* PROBLEM: Report each line of the data that has "around" somewhere in it.

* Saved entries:
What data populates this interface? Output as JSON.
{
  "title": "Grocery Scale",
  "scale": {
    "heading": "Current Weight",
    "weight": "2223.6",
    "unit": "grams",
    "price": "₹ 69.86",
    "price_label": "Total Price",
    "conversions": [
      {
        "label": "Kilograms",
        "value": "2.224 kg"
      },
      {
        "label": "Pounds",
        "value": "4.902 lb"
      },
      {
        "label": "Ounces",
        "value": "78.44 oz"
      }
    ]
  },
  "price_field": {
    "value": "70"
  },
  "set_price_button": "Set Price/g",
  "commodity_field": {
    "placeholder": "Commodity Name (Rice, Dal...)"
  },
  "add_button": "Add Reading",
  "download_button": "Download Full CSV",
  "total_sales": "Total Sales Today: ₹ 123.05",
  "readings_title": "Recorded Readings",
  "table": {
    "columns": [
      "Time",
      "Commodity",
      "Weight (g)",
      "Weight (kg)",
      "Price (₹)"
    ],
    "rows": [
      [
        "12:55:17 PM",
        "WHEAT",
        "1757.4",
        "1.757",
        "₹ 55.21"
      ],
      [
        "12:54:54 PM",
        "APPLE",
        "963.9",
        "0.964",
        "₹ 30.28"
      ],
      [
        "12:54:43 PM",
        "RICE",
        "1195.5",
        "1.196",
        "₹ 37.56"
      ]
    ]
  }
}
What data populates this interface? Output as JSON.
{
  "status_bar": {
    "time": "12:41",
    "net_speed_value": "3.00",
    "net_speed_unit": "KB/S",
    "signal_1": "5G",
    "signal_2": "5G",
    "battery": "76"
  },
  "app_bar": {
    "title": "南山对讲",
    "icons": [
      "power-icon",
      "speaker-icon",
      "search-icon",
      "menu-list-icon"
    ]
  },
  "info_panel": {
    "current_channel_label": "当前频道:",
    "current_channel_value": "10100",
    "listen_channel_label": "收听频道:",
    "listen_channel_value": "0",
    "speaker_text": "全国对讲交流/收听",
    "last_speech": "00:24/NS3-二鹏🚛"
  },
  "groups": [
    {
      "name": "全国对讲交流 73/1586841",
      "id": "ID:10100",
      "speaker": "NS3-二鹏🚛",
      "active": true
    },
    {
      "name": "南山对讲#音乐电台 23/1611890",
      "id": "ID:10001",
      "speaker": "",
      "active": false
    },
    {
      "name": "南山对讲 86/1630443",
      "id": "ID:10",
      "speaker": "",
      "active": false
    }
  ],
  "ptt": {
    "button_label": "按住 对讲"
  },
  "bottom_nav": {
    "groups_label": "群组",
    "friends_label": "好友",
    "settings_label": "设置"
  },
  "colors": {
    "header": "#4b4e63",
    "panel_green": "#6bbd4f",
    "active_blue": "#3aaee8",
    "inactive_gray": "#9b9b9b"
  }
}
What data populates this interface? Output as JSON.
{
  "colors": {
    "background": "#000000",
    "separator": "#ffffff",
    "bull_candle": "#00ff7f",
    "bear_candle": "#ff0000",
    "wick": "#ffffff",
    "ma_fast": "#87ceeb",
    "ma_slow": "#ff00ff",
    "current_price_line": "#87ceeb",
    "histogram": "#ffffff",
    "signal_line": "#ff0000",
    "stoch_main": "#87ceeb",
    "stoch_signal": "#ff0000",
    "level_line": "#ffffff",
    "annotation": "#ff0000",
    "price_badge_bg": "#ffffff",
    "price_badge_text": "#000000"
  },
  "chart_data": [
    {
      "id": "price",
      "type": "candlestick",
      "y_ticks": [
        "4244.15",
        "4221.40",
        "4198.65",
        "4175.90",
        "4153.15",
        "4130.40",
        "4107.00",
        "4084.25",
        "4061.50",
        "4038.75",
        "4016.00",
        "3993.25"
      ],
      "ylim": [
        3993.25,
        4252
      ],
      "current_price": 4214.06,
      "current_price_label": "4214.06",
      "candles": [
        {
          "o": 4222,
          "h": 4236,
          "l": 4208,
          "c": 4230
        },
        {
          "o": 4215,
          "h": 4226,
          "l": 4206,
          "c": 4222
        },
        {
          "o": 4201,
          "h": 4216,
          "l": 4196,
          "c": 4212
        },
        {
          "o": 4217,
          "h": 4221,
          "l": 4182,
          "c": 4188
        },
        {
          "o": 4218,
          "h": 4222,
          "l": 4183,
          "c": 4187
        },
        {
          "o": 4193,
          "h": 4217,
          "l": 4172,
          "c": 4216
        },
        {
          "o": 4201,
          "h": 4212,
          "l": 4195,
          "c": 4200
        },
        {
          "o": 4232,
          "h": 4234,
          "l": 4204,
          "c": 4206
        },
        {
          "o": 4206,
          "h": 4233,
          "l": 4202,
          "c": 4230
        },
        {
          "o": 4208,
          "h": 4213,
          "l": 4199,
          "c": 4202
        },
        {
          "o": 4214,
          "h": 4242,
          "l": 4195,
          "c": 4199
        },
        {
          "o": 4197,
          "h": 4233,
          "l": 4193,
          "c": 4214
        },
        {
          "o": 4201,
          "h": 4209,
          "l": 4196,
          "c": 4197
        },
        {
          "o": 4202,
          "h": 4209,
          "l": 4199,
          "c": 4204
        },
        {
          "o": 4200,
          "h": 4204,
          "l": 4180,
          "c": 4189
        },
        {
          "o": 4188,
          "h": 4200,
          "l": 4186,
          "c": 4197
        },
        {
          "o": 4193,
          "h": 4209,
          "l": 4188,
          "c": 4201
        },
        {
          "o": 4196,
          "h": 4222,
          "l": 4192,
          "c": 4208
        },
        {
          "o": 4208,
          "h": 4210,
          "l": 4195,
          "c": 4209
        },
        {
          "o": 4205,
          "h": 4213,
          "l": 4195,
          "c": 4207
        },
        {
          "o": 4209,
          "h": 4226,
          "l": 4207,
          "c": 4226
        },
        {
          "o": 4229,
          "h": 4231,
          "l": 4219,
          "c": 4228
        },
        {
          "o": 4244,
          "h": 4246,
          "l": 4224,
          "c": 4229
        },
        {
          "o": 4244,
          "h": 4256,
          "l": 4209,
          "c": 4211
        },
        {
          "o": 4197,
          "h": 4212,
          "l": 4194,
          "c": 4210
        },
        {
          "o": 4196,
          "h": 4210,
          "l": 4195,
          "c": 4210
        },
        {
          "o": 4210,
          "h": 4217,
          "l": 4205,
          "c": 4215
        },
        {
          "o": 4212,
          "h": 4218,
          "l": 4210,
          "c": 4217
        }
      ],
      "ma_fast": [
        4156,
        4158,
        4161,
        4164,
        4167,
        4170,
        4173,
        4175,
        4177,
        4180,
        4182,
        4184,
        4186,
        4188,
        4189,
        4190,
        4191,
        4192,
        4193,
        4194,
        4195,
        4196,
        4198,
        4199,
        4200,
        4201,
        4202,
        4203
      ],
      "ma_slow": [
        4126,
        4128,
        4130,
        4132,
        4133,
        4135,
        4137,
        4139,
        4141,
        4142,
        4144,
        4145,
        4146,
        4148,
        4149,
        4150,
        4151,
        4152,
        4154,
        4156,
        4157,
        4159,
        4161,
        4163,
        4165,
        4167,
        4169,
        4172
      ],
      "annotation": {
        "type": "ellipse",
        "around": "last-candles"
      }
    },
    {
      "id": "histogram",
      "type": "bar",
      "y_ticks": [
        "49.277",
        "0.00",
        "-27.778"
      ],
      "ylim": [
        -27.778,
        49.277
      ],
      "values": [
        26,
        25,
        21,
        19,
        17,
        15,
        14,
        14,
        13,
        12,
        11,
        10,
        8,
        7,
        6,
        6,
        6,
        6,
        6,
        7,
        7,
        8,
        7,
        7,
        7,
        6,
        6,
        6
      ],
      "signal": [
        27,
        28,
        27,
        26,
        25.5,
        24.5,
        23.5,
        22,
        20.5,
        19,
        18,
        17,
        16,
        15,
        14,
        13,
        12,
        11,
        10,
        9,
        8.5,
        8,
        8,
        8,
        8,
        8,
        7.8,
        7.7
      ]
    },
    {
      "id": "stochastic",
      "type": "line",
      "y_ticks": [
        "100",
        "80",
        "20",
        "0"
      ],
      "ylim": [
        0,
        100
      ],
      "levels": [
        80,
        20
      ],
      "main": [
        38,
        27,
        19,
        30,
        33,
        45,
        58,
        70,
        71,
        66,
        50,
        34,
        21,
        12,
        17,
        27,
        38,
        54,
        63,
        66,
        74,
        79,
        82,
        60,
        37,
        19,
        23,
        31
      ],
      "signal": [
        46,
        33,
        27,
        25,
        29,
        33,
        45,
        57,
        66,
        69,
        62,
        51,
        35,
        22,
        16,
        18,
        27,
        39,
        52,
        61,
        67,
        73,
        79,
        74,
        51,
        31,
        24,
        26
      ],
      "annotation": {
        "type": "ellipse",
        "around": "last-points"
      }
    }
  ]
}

* RESPONSE FOR THIS EXERCISE:
        "around": "last-candles"
        "around": "last-points"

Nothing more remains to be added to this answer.